Stored items
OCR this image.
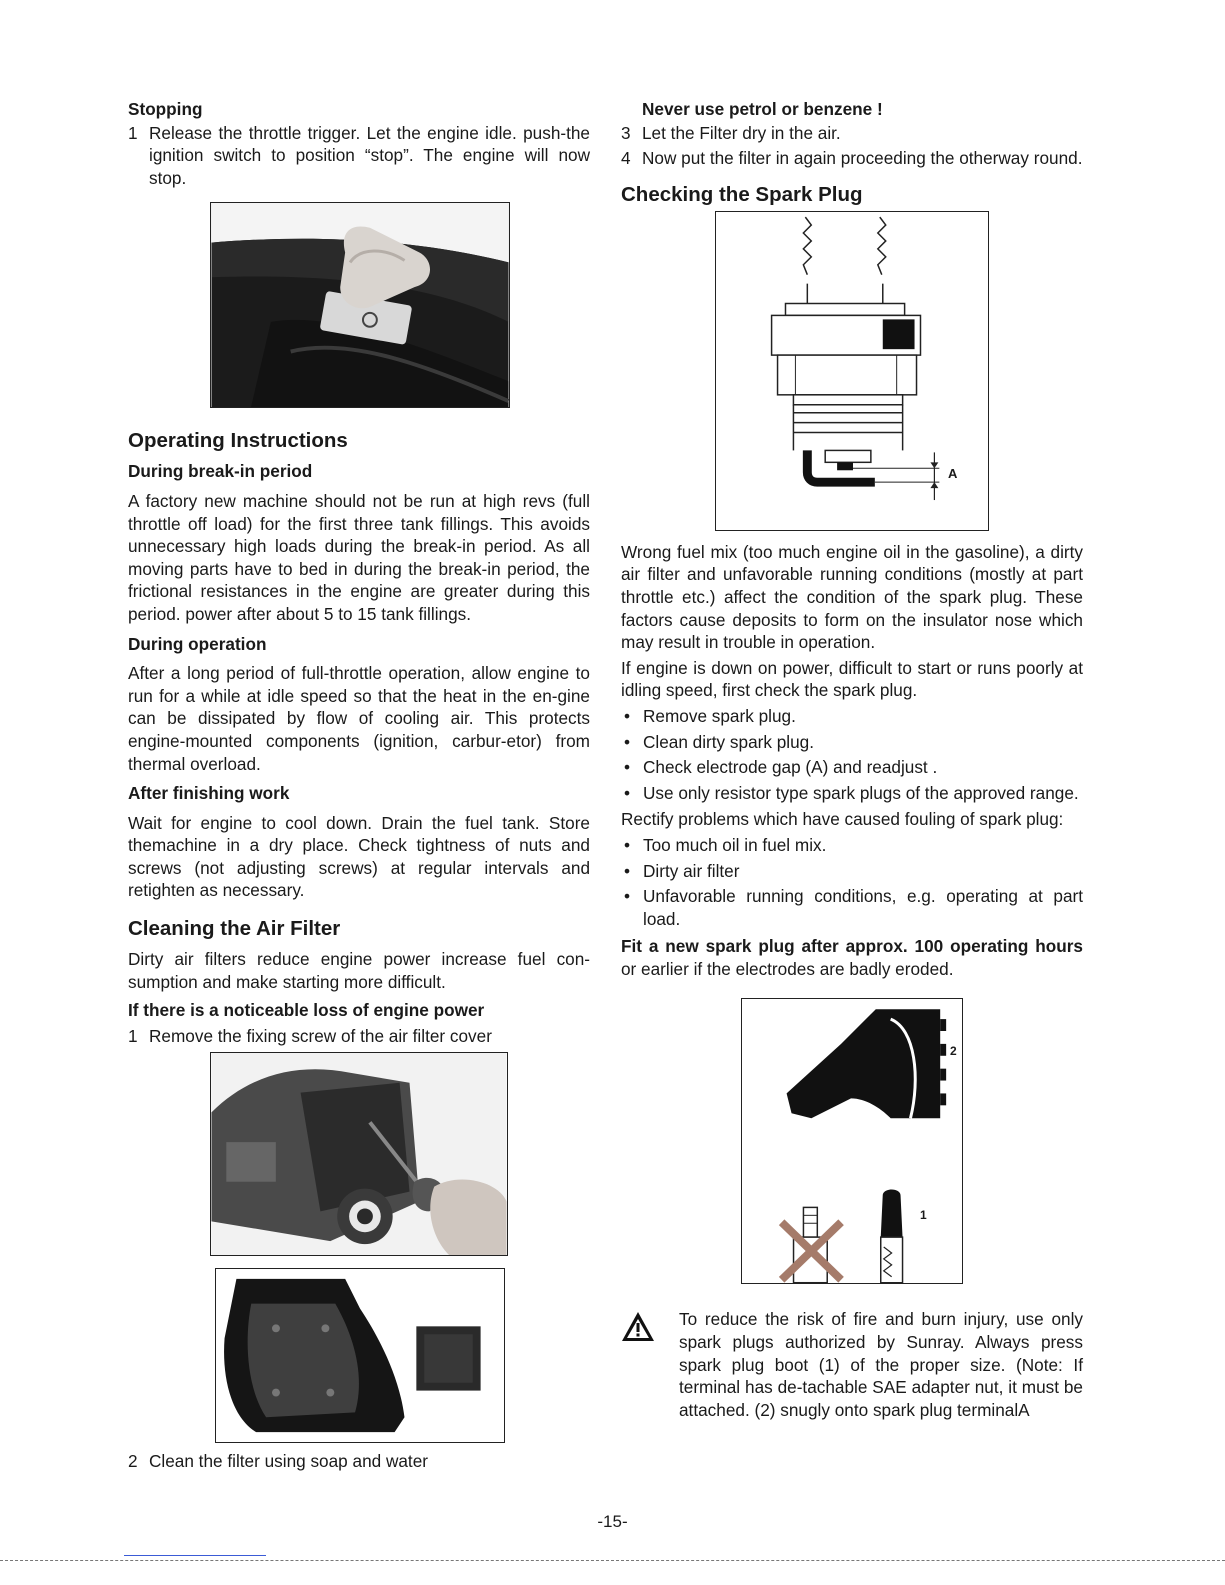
Stopping
1 Release the throttle trigger. Let the engine idle. push-the ignition switch to position “stop”. The engine will now stop.
Operating Instructions
During break-in period

A factory new machine should not be run at high revs (full throttle off load) for the first three tank fillings. This avoids unnecessary high loads during the break-in period. As all moving parts have to bed in during the break-in period, the frictional resistances in the engine are greater during this period. power after about 5 to 15 tank fillings.

During operation

After a long period of full-throttle operation, allow engine to run for a while at idle speed so that the heat in the en-gine can be dissipated by flow of cooling air. This protects engine-mounted components (ignition, carbur-etor) from thermal overload.

After finishing work

Wait for engine to cool down. Drain the fuel tank. Store themachine in a dry place. Check tightness of nuts and screws (not adjusting screws) at regular intervals and retighten as necessary.

Cleaning the Air Filter

Dirty air filters reduce engine power increase fuel con-sumption and make starting more difficult.

If there is a noticeable loss of engine power
1 Remove the fixing screw of the air filter cover
2 Clean the filter using soap and water
Never use petrol or benzene !
3 Let the Filter dry in the air.
4 Now put the filter in again proceeding the otherway round.
Checking the Spark Plug
A

Wrong fuel mix (too much engine oil in the gasoline), a dirty air filter and unfavorable running conditions (mostly at part throttle etc.) affect the condition of the spark plug. These factors cause deposits to form on the insulator nose which may result in trouble in operation.

If engine is down on power, difficult to start or runs poorly at idling speed, first check the spark plug.

• Remove spark plug.
• Clean dirty spark plug.
• Check electrode gap (A) and readjust .
• Use only resistor type spark plugs of the approved range.

Rectify problems which have caused fouling of spark plug:

• Too much oil in fuel mix.
• Dirty air filter
• Unfavorable running conditions, e.g. operating at part load.

Fit a new spark plug after approx. 100 operating hours or earlier if the electrodes are badly eroded.

1
2

To reduce the risk of fire and burn injury, use only spark plugs authorized by Sunray. Always press spark plug boot (1) of the proper size. (Note: If terminal has de-tachable SAE adapter nut, it must be attached. (2) snugly onto spark plug terminalA

-15-
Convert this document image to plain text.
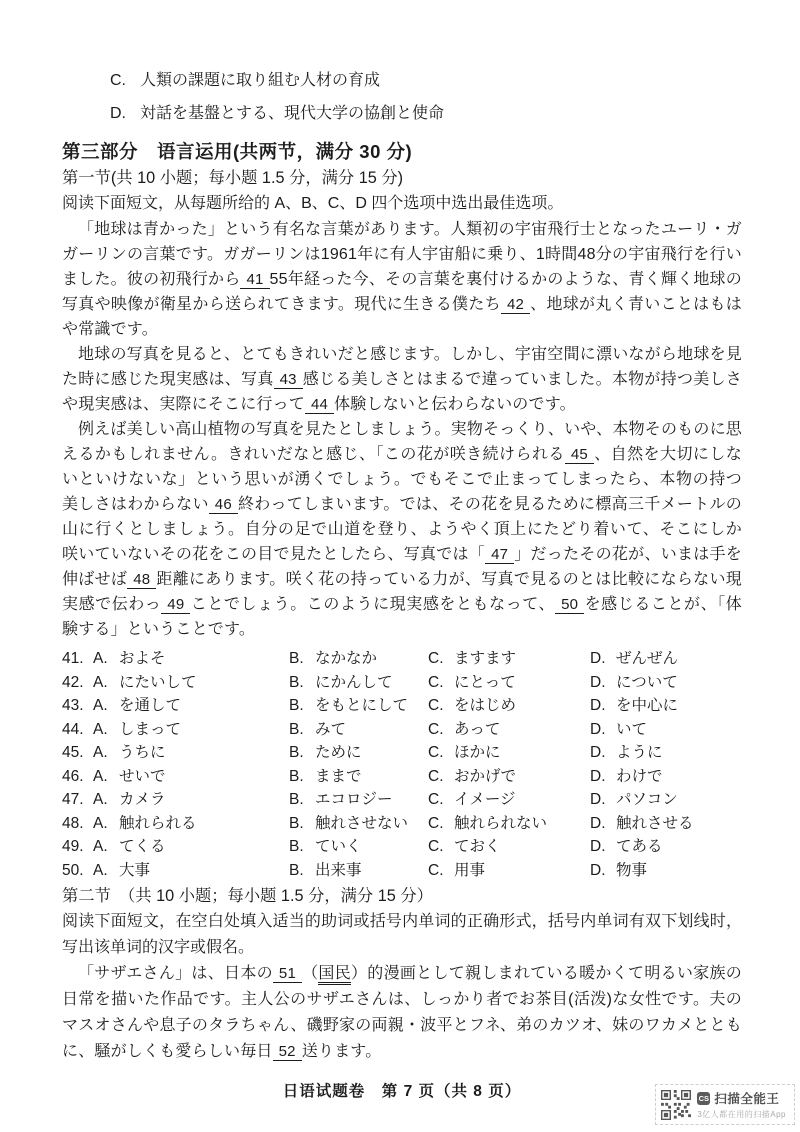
C. 人類の課題に取り組む人材の育成
D. 対話を基盤とする、現代大学の協創と使命
第三部分　语言运用(共两节，满分 30 分)
第一节(共 10 小题；每小题 1.5 分，满分 15 分)
阅读下面短文，从每题所给的 A、B、C、D 四个选项中选出最佳选项。

「地球は青かった」という有名な言葉があります。人類初の宇宙飛行士となったユーリ・ガガーリンの言葉です。ガガーリンは1961年に有人宇宙船に乗り、1時間48分の宇宙飛行を行いました。彼の初飛行から 41 55年経った今、その言葉を裏付けるかのような、青く輝く地球の写真や映像が衛星から送られてきます。現代に生きる僕たち 42 、地球が丸く青いことはもはや常識です。

地球の写真を見ると、とてもきれいだと感じます。しかし、宇宙空間に漂いながら地球を見た時に感じた現実感は、写真 43 感じる美しさとはまるで違っていました。本物が持つ美しさや現実感は、実際にそこに行って 44 体験しないと伝わらないのです。

例えば美しい高山植物の写真を見たとしましょう。実物そっくり、いや、本物そのものに思えるかもしれません。きれいだなと感じ、「この花が咲き続けられる 45 、自然を大切にしないといけないな」という思いが湧くでしょう。でもそこで止まってしまったら、本物の持つ美しさはわからない 46 終わってしまいます。では、その花を見るために標高三千メートルの山に行くとしましょう。自分の足で山道を登り、ようやく頂上にたどり着いて、そこにしか咲いていないその花をこの目で見たとしたら、写真では「 47 」だったその花が、いまは手を伸ばせば 48 距離にあります。咲く花の持っている力が、写真で見るのとは比較にならない現実感で伝わっ 49 ことでしょう。このように現実感をともなって、 50 を感じることが、「体験する」ということです。

41. A. およそ	B. なかなか	C. ますます	D. ぜんぜん
42. A. にたいして	B. にかんして C. にとって	D. について
43. A. を通して	B. をもとにして C. をはじめ	D. を中心に
44. A. しまって	B. みて	C. あって	D. いて
45. A. うちに	B. ために	C. ほかに	D. ように
46. A. せいで	B. ままで	C. おかげで	D. わけで
47. A. カメラ	B. エコロジー C. イメージ	D. パソコン
48. A. 触れられる	B. 触れさせない C. 触れられない	D. 触れさせる
49. A. てくる	B. ていく	C. ておく	D. てある
50. A. 大事	B. 出来事	C. 用事	D. 物事
第二节　（共 10 小题；每小题 1.5 分，满分 15 分）
阅读下面短文，在空白处填入适当的助词或括号内单词的正确形式，括号内单词有双下划线时，写出该单词的汉字或假名。

「サザエさん」は、日本の 51 （国民）的漫画として親しまれている暖かくて明るい家族の日常を描いた作品です。主人公のサザエさんは、しっかり者でお茶目(活泼)な女性です。夫のマスオさんや息子のタラちゃん、磯野家の両親・波平とフネ、弟のカツオ、妹のワカメとともに、騒がしくも愛らしい毎日 52 送ります。

日语试题卷　第 7 页（共 8 页）	CS 扫描全能王
3亿人都在用的扫描App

### [Given problem]
Copy and report every line where the word "plugs" is present.

### [Result of this exercise]
• Use only resistor type spark plugs of the approved range.
To reduce the risk of fire and burn injury, use only spark plugs authorized by Sunray. Always press spark plug boot (1) of the proper size. (Note: If terminal has de-tachable SAE adapter nut, it must be attached. (2) snugly onto spark plug terminalA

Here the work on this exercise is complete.